PROBLEM DETAILS
Reproduce the data exactly and drop any pictures it holds.

DATA TO PROCESS
----

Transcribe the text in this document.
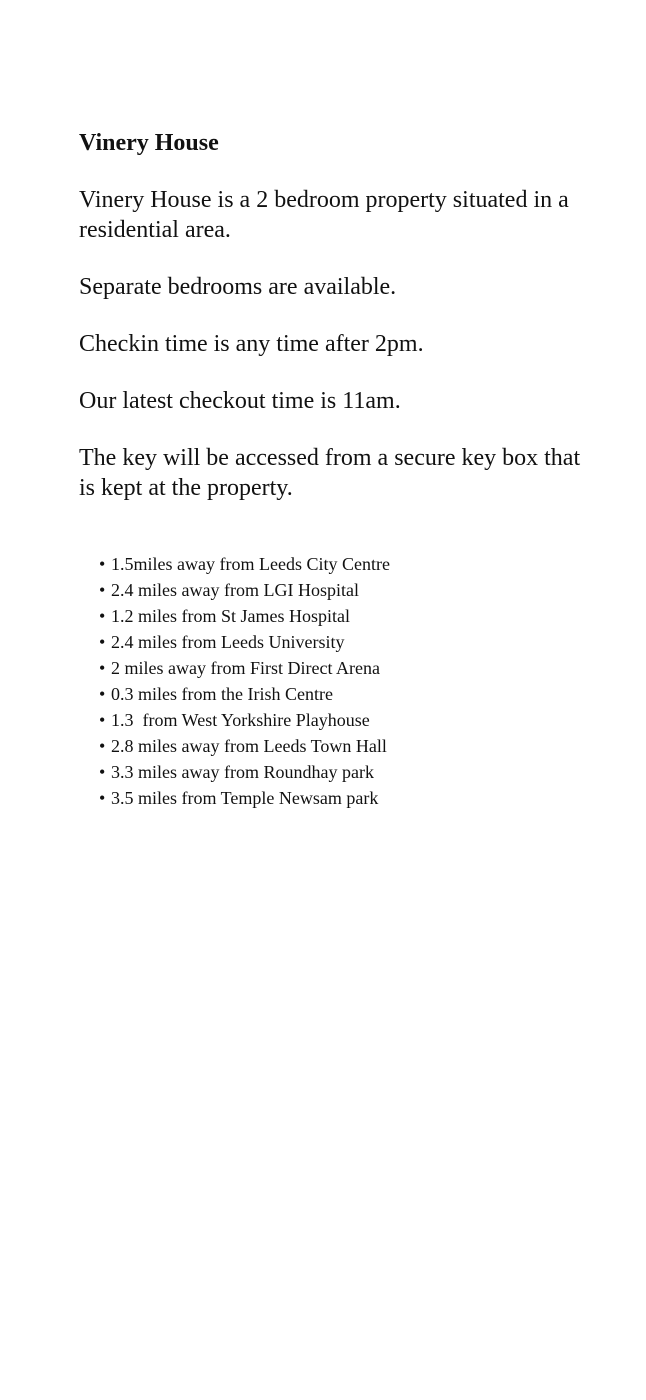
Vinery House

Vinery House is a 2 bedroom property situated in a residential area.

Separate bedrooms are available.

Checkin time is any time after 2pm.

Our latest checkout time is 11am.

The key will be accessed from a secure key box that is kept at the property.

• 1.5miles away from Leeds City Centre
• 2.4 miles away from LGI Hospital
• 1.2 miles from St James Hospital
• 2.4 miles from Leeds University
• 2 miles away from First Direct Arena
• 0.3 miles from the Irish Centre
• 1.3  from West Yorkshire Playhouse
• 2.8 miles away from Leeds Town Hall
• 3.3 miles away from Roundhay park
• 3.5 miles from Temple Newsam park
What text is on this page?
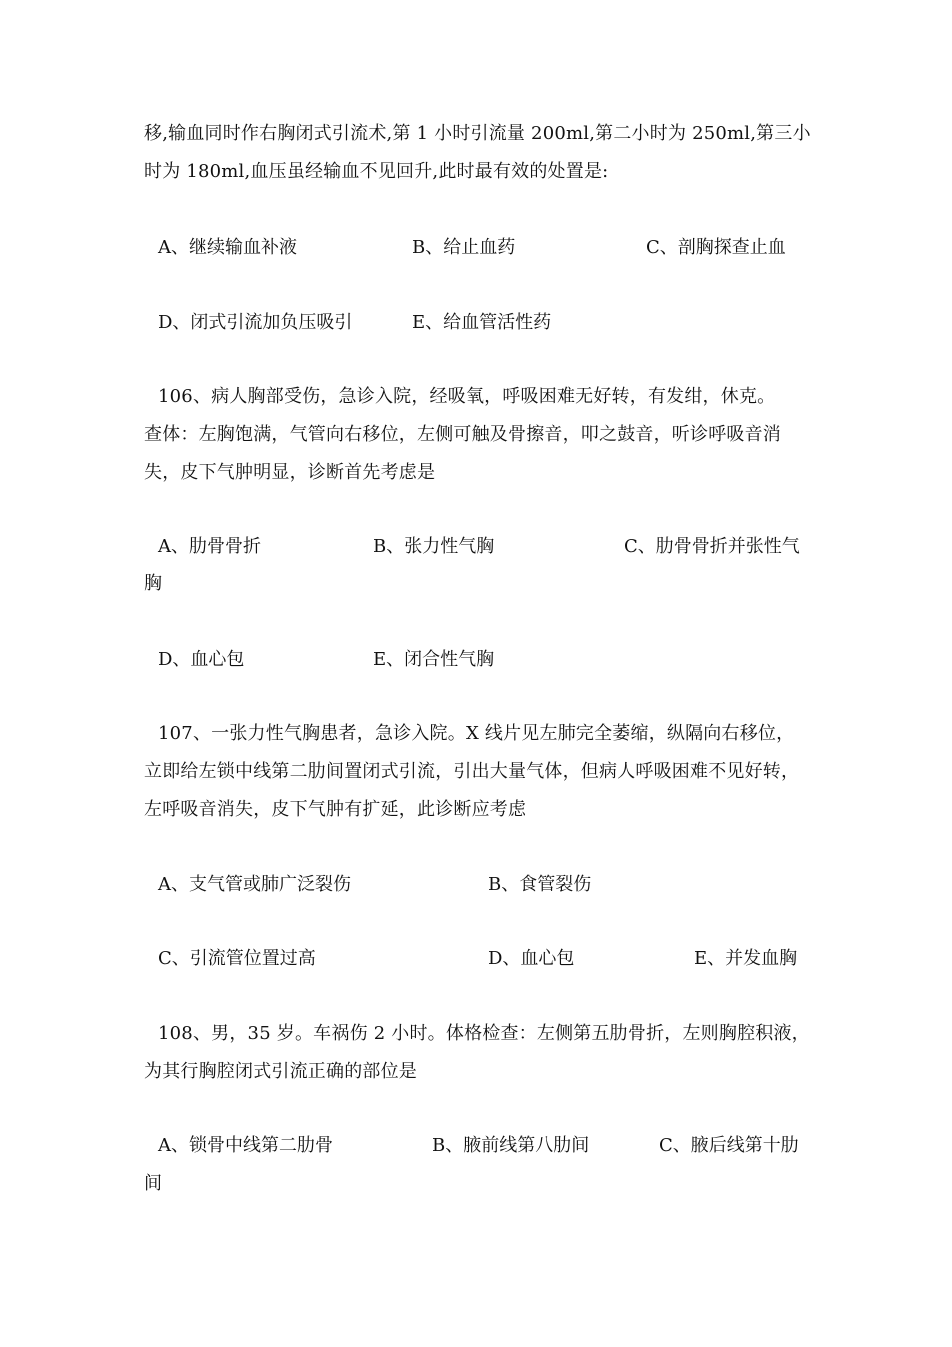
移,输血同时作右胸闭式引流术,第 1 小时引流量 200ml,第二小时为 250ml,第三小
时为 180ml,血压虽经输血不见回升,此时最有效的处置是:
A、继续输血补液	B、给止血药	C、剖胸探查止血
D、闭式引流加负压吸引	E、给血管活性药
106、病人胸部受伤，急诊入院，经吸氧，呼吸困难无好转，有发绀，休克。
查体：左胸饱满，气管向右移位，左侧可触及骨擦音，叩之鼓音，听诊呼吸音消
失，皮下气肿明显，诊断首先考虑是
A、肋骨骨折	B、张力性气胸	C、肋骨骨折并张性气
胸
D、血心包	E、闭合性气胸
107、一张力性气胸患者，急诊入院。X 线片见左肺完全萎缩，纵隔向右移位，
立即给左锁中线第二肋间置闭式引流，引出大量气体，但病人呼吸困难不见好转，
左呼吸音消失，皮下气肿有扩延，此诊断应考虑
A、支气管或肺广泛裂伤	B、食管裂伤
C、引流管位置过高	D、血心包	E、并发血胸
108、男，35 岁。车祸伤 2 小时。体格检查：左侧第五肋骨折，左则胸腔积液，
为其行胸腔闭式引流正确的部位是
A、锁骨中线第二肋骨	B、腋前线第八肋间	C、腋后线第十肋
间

----

WRITTEN ANSWER
Transcribe the text in this document.
Vinery House

Vinery House is a 2 bedroom property situated in a residential area.

Separate bedrooms are available.

Checkin time is any time after 2pm.

Our latest checkout time is 11am.

The key will be accessed from a secure key box that is kept at the property.

• 1.5miles away from Leeds City Centre
• 2.4 miles away from LGI Hospital
• 1.2 miles from St James Hospital
• 2.4 miles from Leeds University
• 2 miles away from First Direct Arena
• 0.3 miles from the Irish Centre
• 1.3  from West Yorkshire Playhouse
• 2.8 miles away from Leeds Town Hall
• 3.3 miles away from Roundhay park
• 3.5 miles from Temple Newsam park
What text is on this page?
移,输血同时作右胸闭式引流术,第 1 小时引流量 200ml,第二小时为 250ml,第三小
时为 180ml,血压虽经输血不见回升,此时最有效的处置是:
A、继续输血补液	B、给止血药	C、剖胸探查止血
D、闭式引流加负压吸引	E、给血管活性药
106、病人胸部受伤，急诊入院，经吸氧，呼吸困难无好转，有发绀，休克。
查体：左胸饱满，气管向右移位，左侧可触及骨擦音，叩之鼓音，听诊呼吸音消
失，皮下气肿明显，诊断首先考虑是
A、肋骨骨折	B、张力性气胸	C、肋骨骨折并张性气
胸
D、血心包	E、闭合性气胸
107、一张力性气胸患者，急诊入院。X 线片见左肺完全萎缩，纵隔向右移位，
立即给左锁中线第二肋间置闭式引流，引出大量气体，但病人呼吸困难不见好转，
左呼吸音消失，皮下气肿有扩延，此诊断应考虑
A、支气管或肺广泛裂伤	B、食管裂伤
C、引流管位置过高	D、血心包	E、并发血胸
108、男，35 岁。车祸伤 2 小时。体格检查：左侧第五肋骨折，左则胸腔积液，
为其行胸腔闭式引流正确的部位是
A、锁骨中线第二肋骨	B、腋前线第八肋间	C、腋后线第十肋
间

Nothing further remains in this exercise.